## Records supplied

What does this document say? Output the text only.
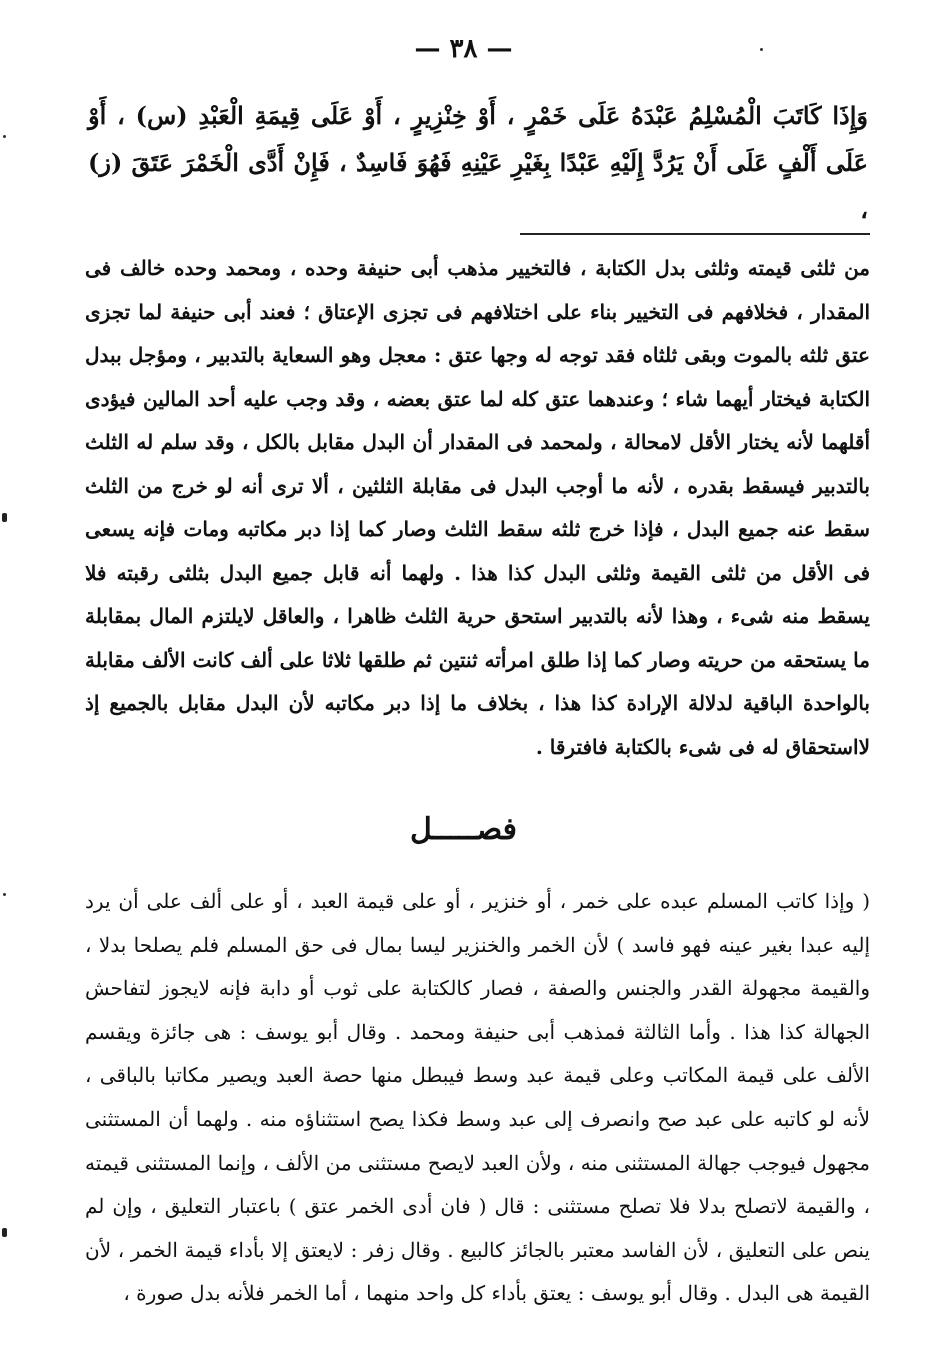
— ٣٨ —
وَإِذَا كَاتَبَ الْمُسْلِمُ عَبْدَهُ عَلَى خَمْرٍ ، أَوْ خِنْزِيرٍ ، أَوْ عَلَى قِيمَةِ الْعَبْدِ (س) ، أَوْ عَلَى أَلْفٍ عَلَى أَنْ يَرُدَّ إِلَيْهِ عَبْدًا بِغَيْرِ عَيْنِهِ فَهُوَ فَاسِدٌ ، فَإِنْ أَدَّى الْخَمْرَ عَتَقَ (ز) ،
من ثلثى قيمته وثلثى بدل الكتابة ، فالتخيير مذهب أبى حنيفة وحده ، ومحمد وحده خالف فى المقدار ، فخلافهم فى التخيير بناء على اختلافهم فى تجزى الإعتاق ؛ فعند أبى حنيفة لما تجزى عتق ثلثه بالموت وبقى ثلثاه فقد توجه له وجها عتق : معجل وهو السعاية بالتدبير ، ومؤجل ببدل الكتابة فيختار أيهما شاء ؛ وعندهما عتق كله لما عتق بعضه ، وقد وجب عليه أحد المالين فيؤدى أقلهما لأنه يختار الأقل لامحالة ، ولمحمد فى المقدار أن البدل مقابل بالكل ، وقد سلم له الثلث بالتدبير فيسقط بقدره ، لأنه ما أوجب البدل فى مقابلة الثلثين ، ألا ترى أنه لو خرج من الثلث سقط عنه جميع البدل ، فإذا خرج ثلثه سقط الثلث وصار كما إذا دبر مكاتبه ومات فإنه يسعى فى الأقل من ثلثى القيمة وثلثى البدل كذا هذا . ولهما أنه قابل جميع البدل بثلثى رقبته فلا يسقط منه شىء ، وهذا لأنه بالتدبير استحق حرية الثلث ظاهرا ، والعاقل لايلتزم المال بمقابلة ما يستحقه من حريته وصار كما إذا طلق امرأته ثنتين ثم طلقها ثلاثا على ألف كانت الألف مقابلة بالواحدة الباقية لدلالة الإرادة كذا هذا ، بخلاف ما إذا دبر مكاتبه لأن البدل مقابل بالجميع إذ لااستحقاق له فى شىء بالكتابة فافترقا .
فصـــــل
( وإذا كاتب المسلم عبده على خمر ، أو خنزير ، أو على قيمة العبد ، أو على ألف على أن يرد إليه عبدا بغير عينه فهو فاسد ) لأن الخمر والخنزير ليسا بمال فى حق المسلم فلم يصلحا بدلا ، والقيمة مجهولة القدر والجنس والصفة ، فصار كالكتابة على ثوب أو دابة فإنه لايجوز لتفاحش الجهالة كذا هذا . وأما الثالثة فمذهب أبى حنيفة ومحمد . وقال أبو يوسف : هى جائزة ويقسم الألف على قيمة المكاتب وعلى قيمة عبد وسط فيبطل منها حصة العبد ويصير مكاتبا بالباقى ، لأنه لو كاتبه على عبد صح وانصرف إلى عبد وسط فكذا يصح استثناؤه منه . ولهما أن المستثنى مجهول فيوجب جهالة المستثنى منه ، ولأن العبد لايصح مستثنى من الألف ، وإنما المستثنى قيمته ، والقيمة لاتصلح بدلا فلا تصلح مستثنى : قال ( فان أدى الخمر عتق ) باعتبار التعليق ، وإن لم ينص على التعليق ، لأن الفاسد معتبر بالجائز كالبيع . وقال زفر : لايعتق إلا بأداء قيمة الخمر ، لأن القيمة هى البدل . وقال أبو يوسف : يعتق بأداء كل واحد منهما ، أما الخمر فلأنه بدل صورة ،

## Required task
Leaving all pictures aside, quote each record exactly.

## Result
What does this document say? Output the text only.
— ٣٨ —
وَإِذَا كَاتَبَ الْمُسْلِمُ عَبْدَهُ عَلَى خَمْرٍ ، أَوْ خِنْزِيرٍ ، أَوْ عَلَى قِيمَةِ الْعَبْدِ (س) ، أَوْ عَلَى أَلْفٍ عَلَى أَنْ يَرُدَّ إِلَيْهِ عَبْدًا بِغَيْرِ عَيْنِهِ فَهُوَ فَاسِدٌ ، فَإِنْ أَدَّى الْخَمْرَ عَتَقَ (ز) ،
من ثلثى قيمته وثلثى بدل الكتابة ، فالتخيير مذهب أبى حنيفة وحده ، ومحمد وحده خالف فى المقدار ، فخلافهم فى التخيير بناء على اختلافهم فى تجزى الإعتاق ؛ فعند أبى حنيفة لما تجزى عتق ثلثه بالموت وبقى ثلثاه فقد توجه له وجها عتق : معجل وهو السعاية بالتدبير ، ومؤجل ببدل الكتابة فيختار أيهما شاء ؛ وعندهما عتق كله لما عتق بعضه ، وقد وجب عليه أحد المالين فيؤدى أقلهما لأنه يختار الأقل لامحالة ، ولمحمد فى المقدار أن البدل مقابل بالكل ، وقد سلم له الثلث بالتدبير فيسقط بقدره ، لأنه ما أوجب البدل فى مقابلة الثلثين ، ألا ترى أنه لو خرج من الثلث سقط عنه جميع البدل ، فإذا خرج ثلثه سقط الثلث وصار كما إذا دبر مكاتبه ومات فإنه يسعى فى الأقل من ثلثى القيمة وثلثى البدل كذا هذا . ولهما أنه قابل جميع البدل بثلثى رقبته فلا يسقط منه شىء ، وهذا لأنه بالتدبير استحق حرية الثلث ظاهرا ، والعاقل لايلتزم المال بمقابلة ما يستحقه من حريته وصار كما إذا طلق امرأته ثنتين ثم طلقها ثلاثا على ألف كانت الألف مقابلة بالواحدة الباقية لدلالة الإرادة كذا هذا ، بخلاف ما إذا دبر مكاتبه لأن البدل مقابل بالجميع إذ لااستحقاق له فى شىء بالكتابة فافترقا .
فصـــــل
( وإذا كاتب المسلم عبده على خمر ، أو خنزير ، أو على قيمة العبد ، أو على ألف على أن يرد إليه عبدا بغير عينه فهو فاسد ) لأن الخمر والخنزير ليسا بمال فى حق المسلم فلم يصلحا بدلا ، والقيمة مجهولة القدر والجنس والصفة ، فصار كالكتابة على ثوب أو دابة فإنه لايجوز لتفاحش الجهالة كذا هذا . وأما الثالثة فمذهب أبى حنيفة ومحمد . وقال أبو يوسف : هى جائزة ويقسم الألف على قيمة المكاتب وعلى قيمة عبد وسط فيبطل منها حصة العبد ويصير مكاتبا بالباقى ، لأنه لو كاتبه على عبد صح وانصرف إلى عبد وسط فكذا يصح استثناؤه منه . ولهما أن المستثنى مجهول فيوجب جهالة المستثنى منه ، ولأن العبد لايصح مستثنى من الألف ، وإنما المستثنى قيمته ، والقيمة لاتصلح بدلا فلا تصلح مستثنى : قال ( فان أدى الخمر عتق ) باعتبار التعليق ، وإن لم ينص على التعليق ، لأن الفاسد معتبر بالجائز كالبيع . وقال زفر : لايعتق إلا بأداء قيمة الخمر ، لأن القيمة هى البدل . وقال أبو يوسف : يعتق بأداء كل واحد منهما ، أما الخمر فلأنه بدل صورة ،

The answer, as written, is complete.